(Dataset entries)
════════════════════
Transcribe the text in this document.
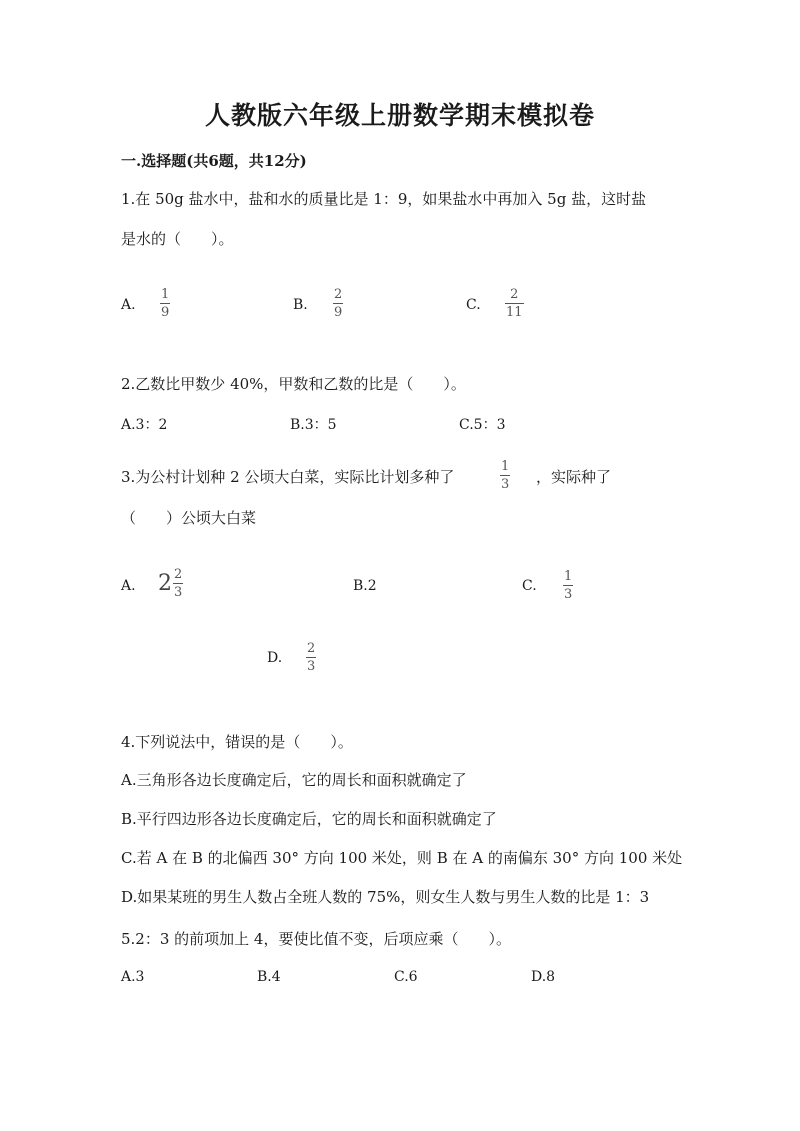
人教版六年级上册数学期末模拟卷
一.选择题(共6题，共12分)
1.在 50g 盐水中，盐和水的质量比是 1：9，如果盐水中再加入 5g 盐，这时盐
是水的（　　）。
A.
1
9	B.
2
9	C.
2
11
2.乙数比甲数少 40%，甲数和乙数的比是（　　）。
A.3：2	B.3：5	C.5：3
3.为公村计划种 2 公顷大白菜，实际比计划多种了
1
3 ，实际种了
（　　）公顷大白菜
A. $2 \frac{2}{3}$	B.2	C.
1
3
D.
2
3
4.下列说法中，错误的是（　　）。
A.三角形各边长度确定后，它的周长和面积就确定了
B.平行四边形各边长度确定后，它的周长和面积就确定了
C.若 A 在 B 的北偏西 30° 方向 100 米处，则 B 在 A 的南偏东 30° 方向 100 米处
D.如果某班的男生人数占全班人数的 75%，则女生人数与男生人数的比是 1：3
5.2：3 的前项加上 4，要使比值不变，后项应乘（　　）。
A.3	B.4	C.6	D.8
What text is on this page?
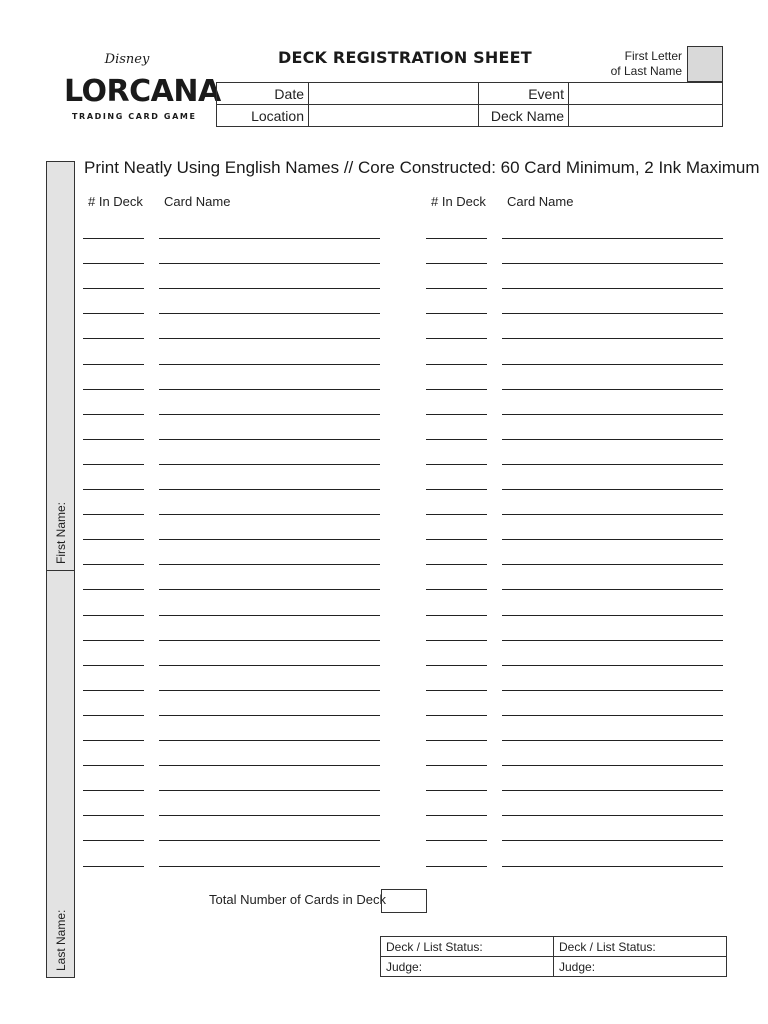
Disney
LORCANA
TRADING CARD GAME
DECK REGISTRATION SHEET	First Letter
of Last Name
Date		Event	
Location		Deck Name	
First Name:
Last Name:
Print Neatly Using English Names // Core Constructed: 60 Card Minimum, 2 Ink Maximum
# In Deck Card Name	# In Deck Card Name
Total Number of Cards in Deck
Deck / List Status:	Deck / List Status:
Judge:	Judge:
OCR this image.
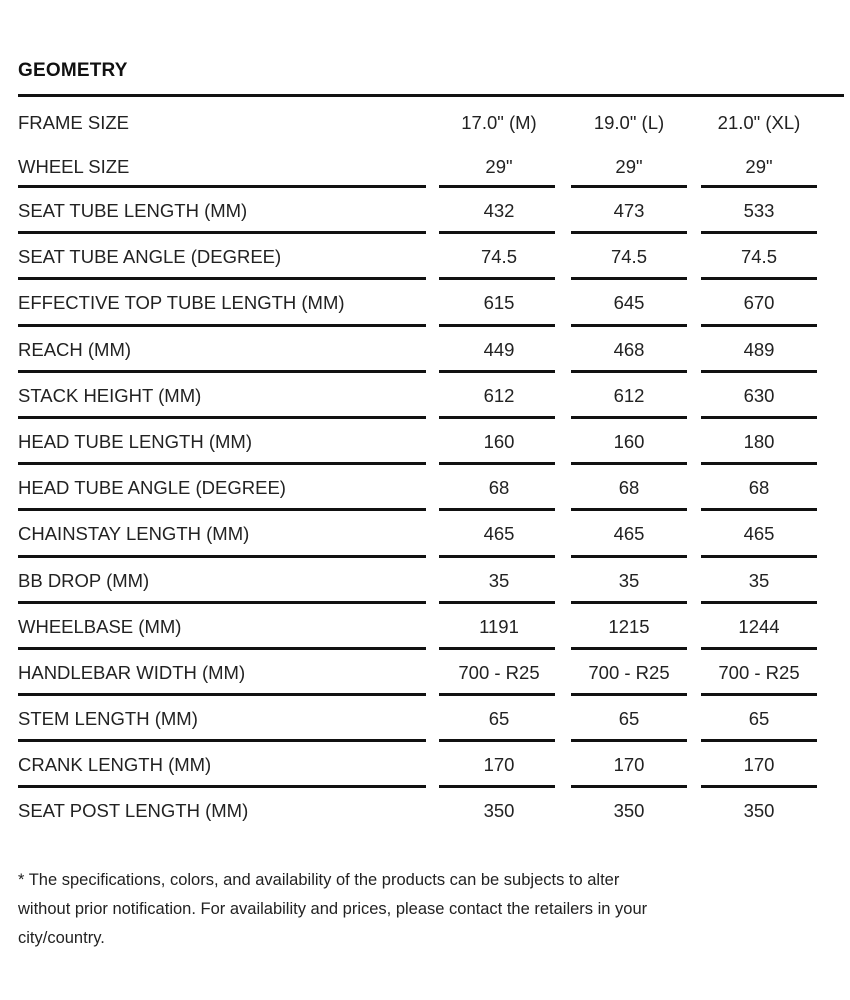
GEOMETRY
FRAME SIZE	17.0" (M)	19.0" (L)	21.0" (XL)
WHEEL SIZE	29"	29"	29"
SEAT TUBE LENGTH (MM)	432	473	533
SEAT TUBE ANGLE (DEGREE)	74.5	74.5	74.5
EFFECTIVE TOP TUBE LENGTH (MM)	615	645	670
REACH (MM)	449	468	489
STACK HEIGHT (MM)	612	612	630
HEAD TUBE LENGTH (MM)	160	160	180
HEAD TUBE ANGLE (DEGREE)	68	68	68
CHAINSTAY LENGTH (MM)	465	465	465
BB DROP (MM)	35	35	35
WHEELBASE (MM)	1191	1215	1244
HANDLEBAR WIDTH (MM)	700 - R25	700 - R25	700 - R25
STEM LENGTH (MM)	65	65	65
CRANK LENGTH (MM)	170	170	170
SEAT POST LENGTH (MM)	350	350	350
* The specifications, colors, and availability of the products can be subjects to alter without prior notification. For availability and prices, please contact the retailers in your city/country.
════════════════════
DIRECTIONS >>
Repeat the material above in full and exactly, apart from the pictures.

EXERCISE OUTPUT >>
Transcribe the text in this document.
人教版六年级上册数学期末模拟卷
一.选择题(共6题，共12分)
1.在 50g 盐水中，盐和水的质量比是 1：9，如果盐水中再加入 5g 盐，这时盐
是水的（　　）。
A.
1
9	B.
2
9	C.
2
11
2.乙数比甲数少 40%，甲数和乙数的比是（　　）。
A.3：2	B.3：5	C.5：3
3.为公村计划种 2 公顷大白菜，实际比计划多种了
1
3 ，实际种了
（　　）公顷大白菜
A. $2 \frac{2}{3}$	B.2	C.
1
3
D.
2
3
4.下列说法中，错误的是（　　）。
A.三角形各边长度确定后，它的周长和面积就确定了
B.平行四边形各边长度确定后，它的周长和面积就确定了
C.若 A 在 B 的北偏西 30° 方向 100 米处，则 B 在 A 的南偏东 30° 方向 100 米处
D.如果某班的男生人数占全班人数的 75%，则女生人数与男生人数的比是 1：3
5.2：3 的前项加上 4，要使比值不变，后项应乘（　　）。
A.3	B.4	C.6	D.8
What text is on this page?
Disney
LORCANA
TRADING CARD GAME
DECK REGISTRATION SHEET	First Letter
of Last Name
Date		Event	
Location		Deck Name	
First Name:
Last Name:
Print Neatly Using English Names // Core Constructed: 60 Card Minimum, 2 Ink Maximum
# In Deck Card Name	# In Deck Card Name
Total Number of Cards in Deck
Deck / List Status:	Deck / List Status:
Judge:	Judge:
OCR this image.
GEOMETRY
FRAME SIZE	17.0" (M)	19.0" (L)	21.0" (XL)
WHEEL SIZE	29"	29"	29"
SEAT TUBE LENGTH (MM)	432	473	533
SEAT TUBE ANGLE (DEGREE)	74.5	74.5	74.5
EFFECTIVE TOP TUBE LENGTH (MM)	615	645	670
REACH (MM)	449	468	489
STACK HEIGHT (MM)	612	612	630
HEAD TUBE LENGTH (MM)	160	160	180
HEAD TUBE ANGLE (DEGREE)	68	68	68
CHAINSTAY LENGTH (MM)	465	465	465
BB DROP (MM)	35	35	35
WHEELBASE (MM)	1191	1215	1244
HANDLEBAR WIDTH (MM)	700 - R25	700 - R25	700 - R25
STEM LENGTH (MM)	65	65	65
CRANK LENGTH (MM)	170	170	170
SEAT POST LENGTH (MM)	350	350	350
* The specifications, colors, and availability of the products can be subjects to alter without prior notification. For availability and prices, please contact the retailers in your city/country.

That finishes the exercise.